Begin at the line that contains "Transcribe the text in this document." and reproduce it along with every line after it to the end of the listing; skip any pictures.

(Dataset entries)
------

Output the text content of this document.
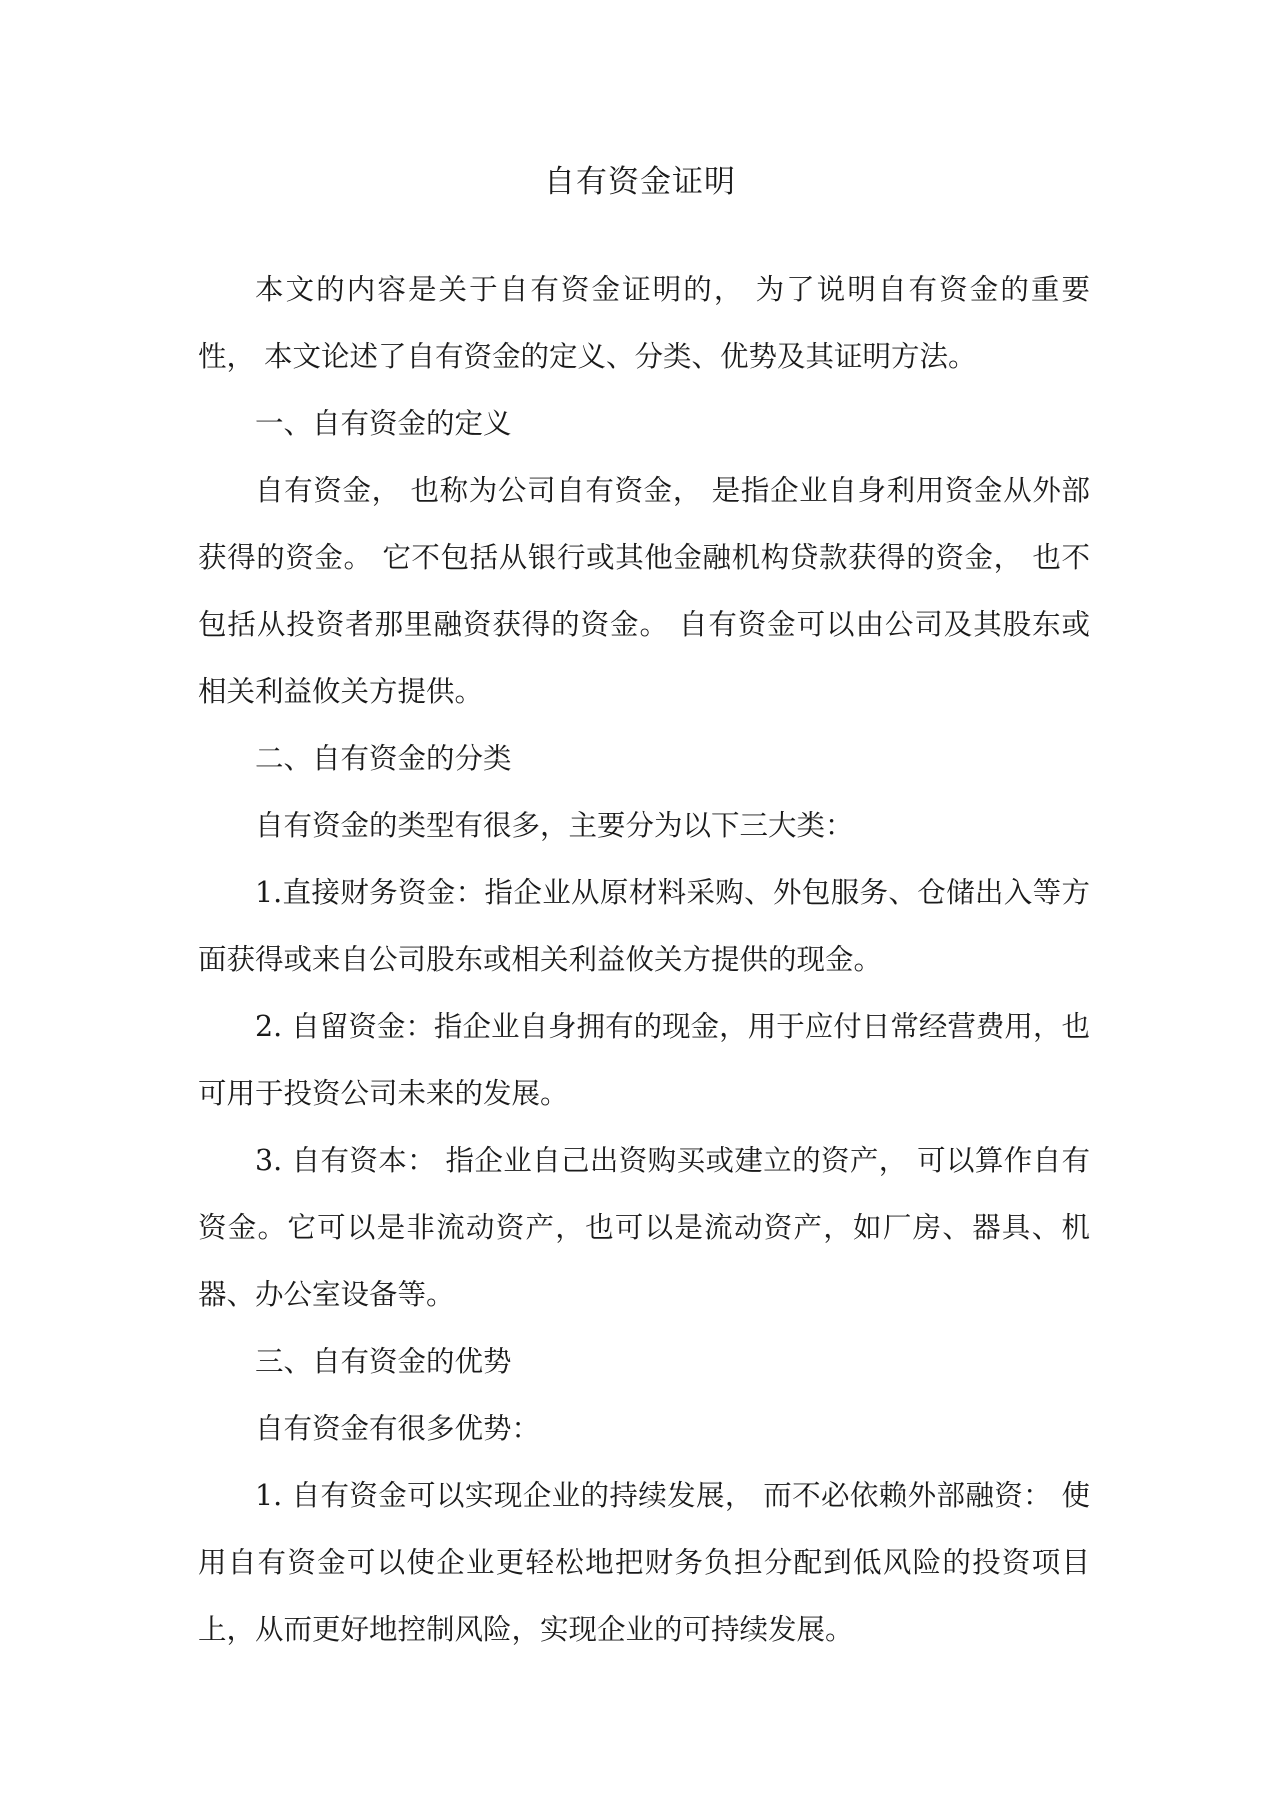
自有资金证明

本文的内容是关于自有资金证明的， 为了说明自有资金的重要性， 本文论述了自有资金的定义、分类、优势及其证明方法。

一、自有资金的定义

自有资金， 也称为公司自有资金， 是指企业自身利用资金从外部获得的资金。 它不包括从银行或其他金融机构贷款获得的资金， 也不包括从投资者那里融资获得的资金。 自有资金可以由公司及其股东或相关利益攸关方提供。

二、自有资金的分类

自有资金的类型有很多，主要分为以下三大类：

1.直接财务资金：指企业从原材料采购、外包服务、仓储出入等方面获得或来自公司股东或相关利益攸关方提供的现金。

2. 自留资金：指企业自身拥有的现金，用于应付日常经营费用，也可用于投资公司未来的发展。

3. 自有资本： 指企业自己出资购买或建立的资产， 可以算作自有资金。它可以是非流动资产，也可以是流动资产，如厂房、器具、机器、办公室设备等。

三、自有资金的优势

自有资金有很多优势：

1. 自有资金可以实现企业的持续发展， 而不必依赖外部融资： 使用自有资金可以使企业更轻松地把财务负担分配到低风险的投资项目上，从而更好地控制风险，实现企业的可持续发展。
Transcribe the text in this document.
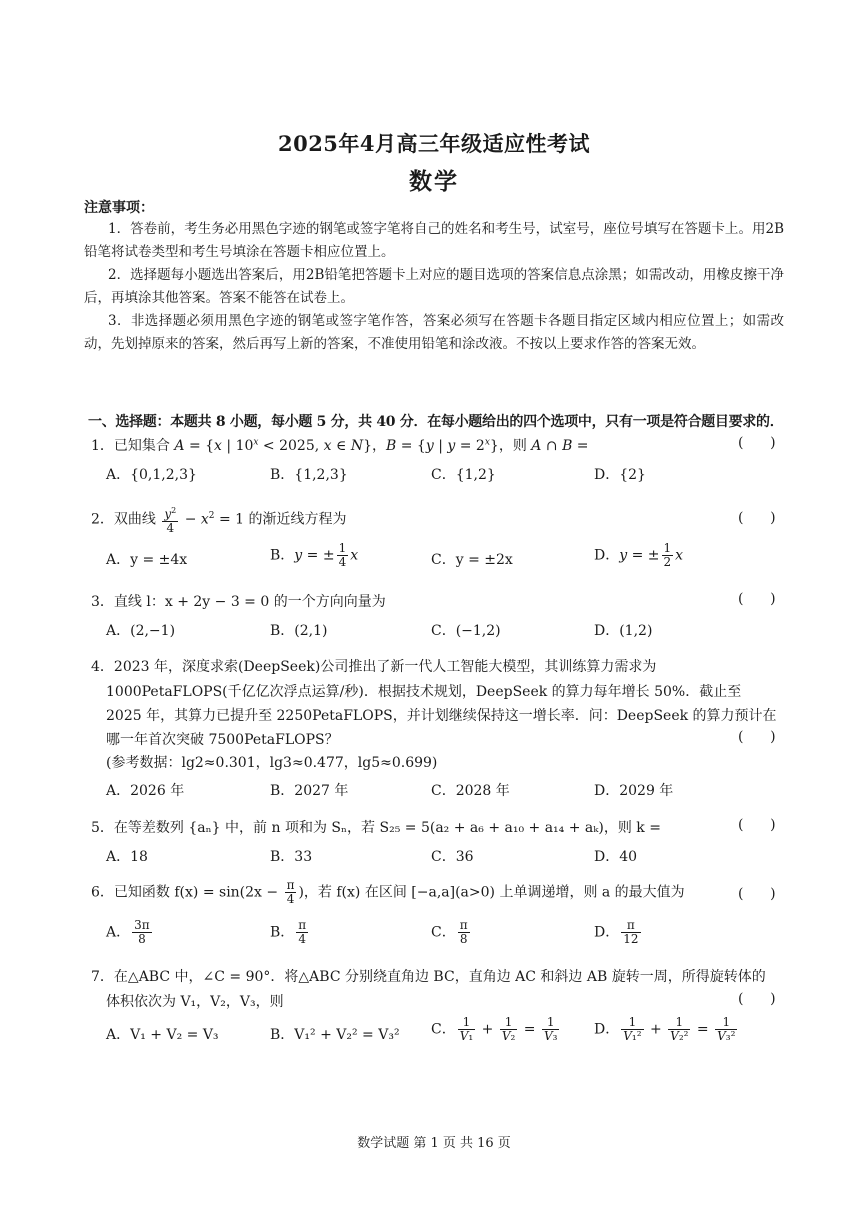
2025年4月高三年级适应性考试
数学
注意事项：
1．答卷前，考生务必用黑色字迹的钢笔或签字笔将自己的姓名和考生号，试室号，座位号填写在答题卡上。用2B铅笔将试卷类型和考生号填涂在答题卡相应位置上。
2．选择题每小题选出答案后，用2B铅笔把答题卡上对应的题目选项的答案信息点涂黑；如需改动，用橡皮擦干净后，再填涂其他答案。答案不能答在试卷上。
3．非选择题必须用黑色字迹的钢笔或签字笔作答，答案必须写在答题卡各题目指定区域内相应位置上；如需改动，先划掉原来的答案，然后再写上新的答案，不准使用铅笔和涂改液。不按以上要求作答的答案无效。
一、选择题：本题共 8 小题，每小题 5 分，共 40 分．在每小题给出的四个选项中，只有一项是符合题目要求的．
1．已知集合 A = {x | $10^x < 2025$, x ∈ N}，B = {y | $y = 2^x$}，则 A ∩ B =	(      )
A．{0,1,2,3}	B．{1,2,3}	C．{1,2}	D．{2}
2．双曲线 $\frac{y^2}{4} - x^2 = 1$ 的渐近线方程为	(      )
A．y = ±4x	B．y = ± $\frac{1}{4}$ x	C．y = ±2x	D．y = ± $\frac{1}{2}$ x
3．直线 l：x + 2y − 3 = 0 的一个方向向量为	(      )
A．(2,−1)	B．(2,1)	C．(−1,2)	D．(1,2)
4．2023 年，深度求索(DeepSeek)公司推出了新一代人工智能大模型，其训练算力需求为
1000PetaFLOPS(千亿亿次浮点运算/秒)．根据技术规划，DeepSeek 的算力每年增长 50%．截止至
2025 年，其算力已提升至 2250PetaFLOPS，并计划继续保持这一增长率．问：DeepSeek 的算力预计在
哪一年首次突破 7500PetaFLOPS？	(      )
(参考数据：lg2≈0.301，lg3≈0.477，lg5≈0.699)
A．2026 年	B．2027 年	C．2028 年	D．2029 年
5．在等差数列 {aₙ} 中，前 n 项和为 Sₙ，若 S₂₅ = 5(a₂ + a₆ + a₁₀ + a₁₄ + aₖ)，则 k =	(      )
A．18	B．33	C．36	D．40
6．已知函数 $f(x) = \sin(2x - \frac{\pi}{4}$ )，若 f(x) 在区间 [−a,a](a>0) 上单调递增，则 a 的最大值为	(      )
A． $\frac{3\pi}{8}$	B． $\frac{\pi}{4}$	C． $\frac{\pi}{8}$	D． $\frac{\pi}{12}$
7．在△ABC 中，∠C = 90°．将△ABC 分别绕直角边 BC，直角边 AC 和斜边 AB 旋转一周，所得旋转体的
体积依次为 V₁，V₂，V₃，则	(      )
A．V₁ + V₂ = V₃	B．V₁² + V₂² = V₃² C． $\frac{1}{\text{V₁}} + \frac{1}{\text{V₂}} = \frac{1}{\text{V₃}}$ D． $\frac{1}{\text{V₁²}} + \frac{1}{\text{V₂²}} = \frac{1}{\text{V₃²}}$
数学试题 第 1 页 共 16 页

------

Problem solution =
Transcribe the text in this document.
2025年4月高三年级适应性考试
数学
注意事项：
1．答卷前，考生务必用黑色字迹的钢笔或签字笔将自己的姓名和考生号，试室号，座位号填写在答题卡上。用2B铅笔将试卷类型和考生号填涂在答题卡相应位置上。
2．选择题每小题选出答案后，用2B铅笔把答题卡上对应的题目选项的答案信息点涂黑；如需改动，用橡皮擦干净后，再填涂其他答案。答案不能答在试卷上。
3．非选择题必须用黑色字迹的钢笔或签字笔作答，答案必须写在答题卡各题目指定区域内相应位置上；如需改动，先划掉原来的答案，然后再写上新的答案，不准使用铅笔和涂改液。不按以上要求作答的答案无效。
一、选择题：本题共 8 小题，每小题 5 分，共 40 分．在每小题给出的四个选项中，只有一项是符合题目要求的．
1．已知集合 A = {x | $10^x < 2025$, x ∈ N}，B = {y | $y = 2^x$}，则 A ∩ B =	(      )
A．{0,1,2,3}	B．{1,2,3}	C．{1,2}	D．{2}
2．双曲线 $\frac{y^2}{4} - x^2 = 1$ 的渐近线方程为	(      )
A．y = ±4x	B．y = ± $\frac{1}{4}$ x	C．y = ±2x	D．y = ± $\frac{1}{2}$ x
3．直线 l：x + 2y − 3 = 0 的一个方向向量为	(      )
A．(2,−1)	B．(2,1)	C．(−1,2)	D．(1,2)
4．2023 年，深度求索(DeepSeek)公司推出了新一代人工智能大模型，其训练算力需求为
1000PetaFLOPS(千亿亿次浮点运算/秒)．根据技术规划，DeepSeek 的算力每年增长 50%．截止至
2025 年，其算力已提升至 2250PetaFLOPS，并计划继续保持这一增长率．问：DeepSeek 的算力预计在
哪一年首次突破 7500PetaFLOPS？	(      )
(参考数据：lg2≈0.301，lg3≈0.477，lg5≈0.699)
A．2026 年	B．2027 年	C．2028 年	D．2029 年
5．在等差数列 {aₙ} 中，前 n 项和为 Sₙ，若 S₂₅ = 5(a₂ + a₆ + a₁₀ + a₁₄ + aₖ)，则 k =	(      )
A．18	B．33	C．36	D．40
6．已知函数 $f(x) = \sin(2x - \frac{\pi}{4}$ )，若 f(x) 在区间 [−a,a](a>0) 上单调递增，则 a 的最大值为	(      )
A． $\frac{3\pi}{8}$	B． $\frac{\pi}{4}$	C． $\frac{\pi}{8}$	D． $\frac{\pi}{12}$
7．在△ABC 中，∠C = 90°．将△ABC 分别绕直角边 BC，直角边 AC 和斜边 AB 旋转一周，所得旋转体的
体积依次为 V₁，V₂，V₃，则	(      )
A．V₁ + V₂ = V₃	B．V₁² + V₂² = V₃² C． $\frac{1}{\text{V₁}} + \frac{1}{\text{V₂}} = \frac{1}{\text{V₃}}$ D． $\frac{1}{\text{V₁²}} + \frac{1}{\text{V₂²}} = \frac{1}{\text{V₃²}}$
数学试题 第 1 页 共 16 页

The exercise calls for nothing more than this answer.